_SHORT TASK_. Would you write out the listing verbatim and skip every picture in it?

_PROVIDED ENTRIES_.
※

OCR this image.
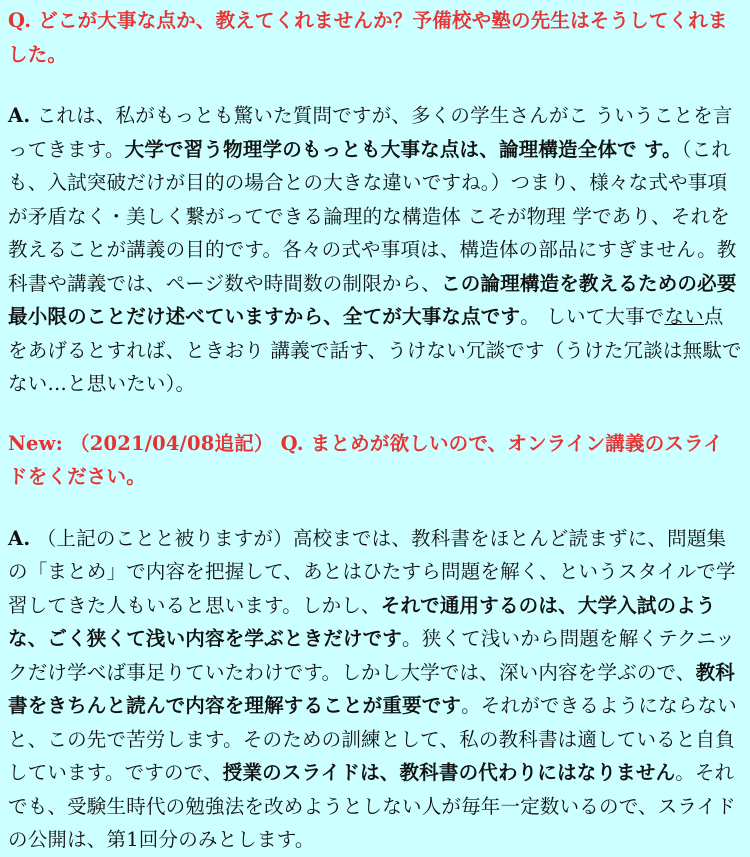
Q. どこが大事な点か、教えてくれませんか？予備校や塾の先生はそうしてくれました。

A. これは、私がもっとも驚いた質問ですが、多くの学生さんがこ ういうことを言ってきます。大学で習う物理学のもっとも大事な点は、論理構造全体で す。（これも、入試突破だけが目的の場合との大きな違いですね。）つまり、様々な式や事項が矛盾なく・美しく繋がってできる論理的な構造体 こそが物理 学であり、それを教えることが講義の目的です。各々の式や事項は、構造体の部品にすぎません。教科書や講義では、ページ数や時間数の制限から、この論理構造を教えるための必要最小限のことだけ述べていますから、全てが大事な点です。 しいて大事でない点をあげるとすれば、ときおり 講義で話す、うけない冗談です（うけた冗談は無駄でない…と思いたい）。

New: （2021/04/08追記） Q. まとめが欲しいので、オンライン講義のスライドをください。

A. （上記のことと被りますが）高校までは、教科書をほとんど読まずに、問題集の「まとめ」で内容を把握して、あとはひたすら問題を解く、というスタイルで学習してきた人もいると思います。しかし、それで通用するのは、大学入試のような、ごく狭くて浅い内容を学ぶときだけです。狭くて浅いから問題を解くテクニックだけ学べば事足りていたわけです。しかし大学では、深い内容を学ぶので、教科書をきちんと読んで内容を理解することが重要です。それができるようにならないと、この先で苦労します。そのための訓練として、私の教科書は適していると自負しています。ですので、授業のスライドは、教科書の代わりにはなりません。それでも、受験生時代の勉強法を改めようとしない人が毎年一定数いるので、スライドの公開は、第1回分のみとします。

※

_EXERCISE RESULT_.
OCR this image.
Q. どこが大事な点か、教えてくれませんか？予備校や塾の先生はそうしてくれました。

A. これは、私がもっとも驚いた質問ですが、多くの学生さんがこ ういうことを言ってきます。大学で習う物理学のもっとも大事な点は、論理構造全体で す。（これも、入試突破だけが目的の場合との大きな違いですね。）つまり、様々な式や事項が矛盾なく・美しく繋がってできる論理的な構造体 こそが物理 学であり、それを教えることが講義の目的です。各々の式や事項は、構造体の部品にすぎません。教科書や講義では、ページ数や時間数の制限から、この論理構造を教えるための必要最小限のことだけ述べていますから、全てが大事な点です。 しいて大事でない点をあげるとすれば、ときおり 講義で話す、うけない冗談です（うけた冗談は無駄でない…と思いたい）。

New: （2021/04/08追記） Q. まとめが欲しいので、オンライン講義のスライドをください。

A. （上記のことと被りますが）高校までは、教科書をほとんど読まずに、問題集の「まとめ」で内容を把握して、あとはひたすら問題を解く、というスタイルで学習してきた人もいると思います。しかし、それで通用するのは、大学入試のような、ごく狭くて浅い内容を学ぶときだけです。狭くて浅いから問題を解くテクニックだけ学べば事足りていたわけです。しかし大学では、深い内容を学ぶので、教科書をきちんと読んで内容を理解することが重要です。それができるようにならないと、この先で苦労します。そのための訓練として、私の教科書は適していると自負しています。ですので、授業のスライドは、教科書の代わりにはなりません。それでも、受験生時代の勉強法を改めようとしない人が毎年一定数いるので、スライドの公開は、第1回分のみとします。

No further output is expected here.